* [EXERCISE TASK]: Look through the data below and work out how many lines contain the string "составляет". Give the number alone.

* [RECORDS SUPPLIED]:
┄┄┄┄┄┄

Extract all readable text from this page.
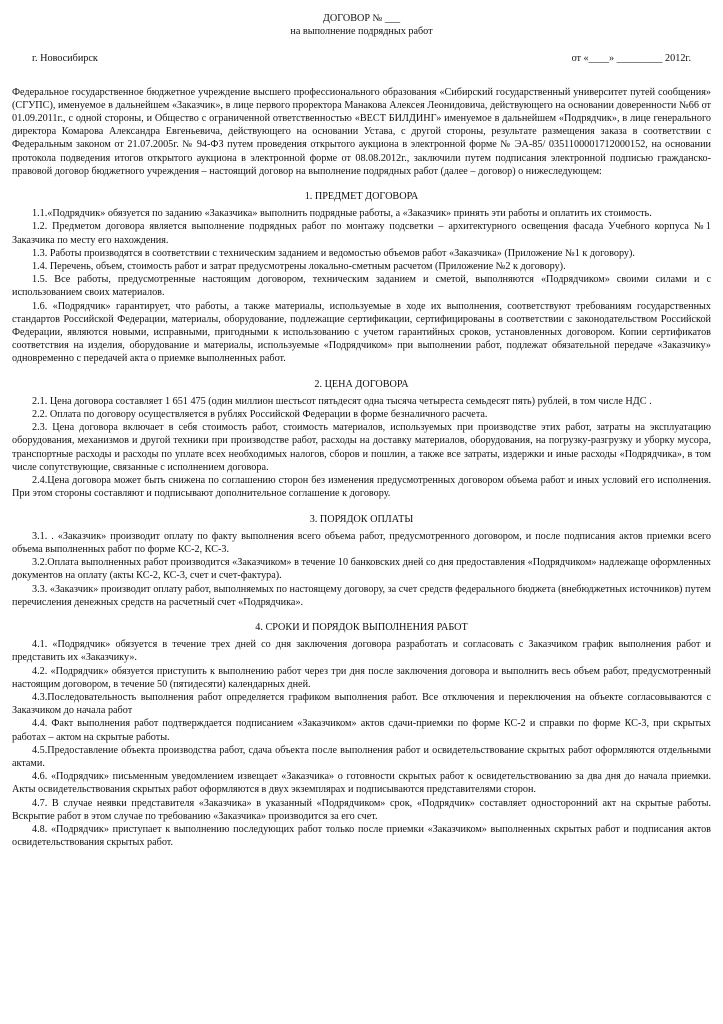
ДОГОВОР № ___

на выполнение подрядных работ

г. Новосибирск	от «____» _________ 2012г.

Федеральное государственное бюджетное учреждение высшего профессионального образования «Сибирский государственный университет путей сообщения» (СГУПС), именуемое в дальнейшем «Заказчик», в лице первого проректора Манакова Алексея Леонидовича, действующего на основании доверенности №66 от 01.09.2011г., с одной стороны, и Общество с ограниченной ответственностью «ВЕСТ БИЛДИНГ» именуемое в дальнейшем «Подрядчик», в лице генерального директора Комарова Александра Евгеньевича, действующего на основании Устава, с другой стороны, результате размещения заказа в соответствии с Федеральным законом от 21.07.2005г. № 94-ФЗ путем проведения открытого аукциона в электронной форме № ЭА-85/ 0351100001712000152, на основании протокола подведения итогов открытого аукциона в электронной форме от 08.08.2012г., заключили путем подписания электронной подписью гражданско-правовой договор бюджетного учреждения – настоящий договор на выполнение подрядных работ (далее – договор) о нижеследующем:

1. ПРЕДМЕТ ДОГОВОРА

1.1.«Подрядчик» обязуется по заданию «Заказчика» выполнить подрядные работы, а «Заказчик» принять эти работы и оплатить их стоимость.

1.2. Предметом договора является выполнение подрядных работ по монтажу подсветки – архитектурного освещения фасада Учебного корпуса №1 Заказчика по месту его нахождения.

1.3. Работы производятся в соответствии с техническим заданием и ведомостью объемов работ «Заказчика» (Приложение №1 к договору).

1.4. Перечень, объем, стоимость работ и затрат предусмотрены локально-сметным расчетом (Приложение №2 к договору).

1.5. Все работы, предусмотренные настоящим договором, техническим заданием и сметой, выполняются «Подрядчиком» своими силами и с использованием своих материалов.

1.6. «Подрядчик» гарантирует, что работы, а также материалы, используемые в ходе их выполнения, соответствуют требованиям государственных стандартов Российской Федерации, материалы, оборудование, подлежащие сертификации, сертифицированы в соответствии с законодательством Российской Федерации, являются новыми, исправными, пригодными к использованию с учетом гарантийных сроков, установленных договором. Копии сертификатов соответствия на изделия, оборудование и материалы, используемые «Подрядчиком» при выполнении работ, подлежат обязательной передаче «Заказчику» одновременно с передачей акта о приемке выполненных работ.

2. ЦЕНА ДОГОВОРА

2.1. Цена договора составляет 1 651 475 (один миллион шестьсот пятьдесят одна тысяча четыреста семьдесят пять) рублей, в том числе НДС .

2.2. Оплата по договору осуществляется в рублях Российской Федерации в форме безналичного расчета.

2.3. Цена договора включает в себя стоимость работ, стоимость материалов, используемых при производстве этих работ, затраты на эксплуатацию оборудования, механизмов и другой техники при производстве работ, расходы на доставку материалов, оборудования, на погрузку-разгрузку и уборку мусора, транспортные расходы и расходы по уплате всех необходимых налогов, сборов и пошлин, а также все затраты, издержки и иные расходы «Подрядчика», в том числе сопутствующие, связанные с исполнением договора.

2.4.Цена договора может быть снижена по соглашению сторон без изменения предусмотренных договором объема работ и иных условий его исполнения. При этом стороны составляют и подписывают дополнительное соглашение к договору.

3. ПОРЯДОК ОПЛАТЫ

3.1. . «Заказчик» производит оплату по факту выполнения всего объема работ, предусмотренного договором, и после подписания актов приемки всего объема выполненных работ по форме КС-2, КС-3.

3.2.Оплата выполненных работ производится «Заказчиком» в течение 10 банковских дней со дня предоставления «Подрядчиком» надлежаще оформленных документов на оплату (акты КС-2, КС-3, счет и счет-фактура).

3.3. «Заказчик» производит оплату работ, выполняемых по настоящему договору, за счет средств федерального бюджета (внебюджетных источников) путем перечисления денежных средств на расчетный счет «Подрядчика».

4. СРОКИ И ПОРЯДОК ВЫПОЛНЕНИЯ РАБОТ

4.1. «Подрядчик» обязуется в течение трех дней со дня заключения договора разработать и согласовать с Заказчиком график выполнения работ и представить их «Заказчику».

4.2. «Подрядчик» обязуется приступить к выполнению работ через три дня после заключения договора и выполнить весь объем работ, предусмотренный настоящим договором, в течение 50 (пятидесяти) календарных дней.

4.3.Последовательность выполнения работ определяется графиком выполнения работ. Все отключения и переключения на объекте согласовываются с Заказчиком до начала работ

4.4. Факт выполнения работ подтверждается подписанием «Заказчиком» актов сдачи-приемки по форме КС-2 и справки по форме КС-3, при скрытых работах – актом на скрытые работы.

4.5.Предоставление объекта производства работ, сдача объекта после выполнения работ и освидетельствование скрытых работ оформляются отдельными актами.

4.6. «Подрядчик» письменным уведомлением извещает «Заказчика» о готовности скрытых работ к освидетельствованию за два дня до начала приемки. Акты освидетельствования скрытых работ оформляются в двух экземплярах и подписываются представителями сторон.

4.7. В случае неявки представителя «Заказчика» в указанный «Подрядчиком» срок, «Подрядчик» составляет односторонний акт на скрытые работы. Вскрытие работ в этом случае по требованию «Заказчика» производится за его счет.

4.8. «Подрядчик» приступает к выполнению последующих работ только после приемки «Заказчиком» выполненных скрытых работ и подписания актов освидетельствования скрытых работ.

┄┄┄┄┄┄

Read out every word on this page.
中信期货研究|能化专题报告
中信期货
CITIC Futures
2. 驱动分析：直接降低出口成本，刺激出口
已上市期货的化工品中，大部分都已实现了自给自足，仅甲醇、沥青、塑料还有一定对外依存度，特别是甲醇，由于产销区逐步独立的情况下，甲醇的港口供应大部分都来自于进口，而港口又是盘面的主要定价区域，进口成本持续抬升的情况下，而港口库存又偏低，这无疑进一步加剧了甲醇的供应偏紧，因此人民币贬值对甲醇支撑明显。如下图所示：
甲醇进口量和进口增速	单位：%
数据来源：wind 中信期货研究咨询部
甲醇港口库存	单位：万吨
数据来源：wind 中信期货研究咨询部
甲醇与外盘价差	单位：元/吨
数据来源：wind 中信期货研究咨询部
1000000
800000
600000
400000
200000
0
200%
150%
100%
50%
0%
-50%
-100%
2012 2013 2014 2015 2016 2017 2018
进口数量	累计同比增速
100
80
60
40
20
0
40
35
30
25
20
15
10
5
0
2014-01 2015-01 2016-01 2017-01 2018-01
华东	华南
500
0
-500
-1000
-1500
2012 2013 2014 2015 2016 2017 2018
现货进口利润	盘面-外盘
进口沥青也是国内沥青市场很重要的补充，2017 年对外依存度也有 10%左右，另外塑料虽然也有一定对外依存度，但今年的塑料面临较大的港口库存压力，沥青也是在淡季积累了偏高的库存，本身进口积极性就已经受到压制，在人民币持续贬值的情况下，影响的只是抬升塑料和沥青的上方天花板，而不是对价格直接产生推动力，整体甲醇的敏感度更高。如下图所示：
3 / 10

┄┄┄┄┄┄

* [RESULT OF THE TASK]: 2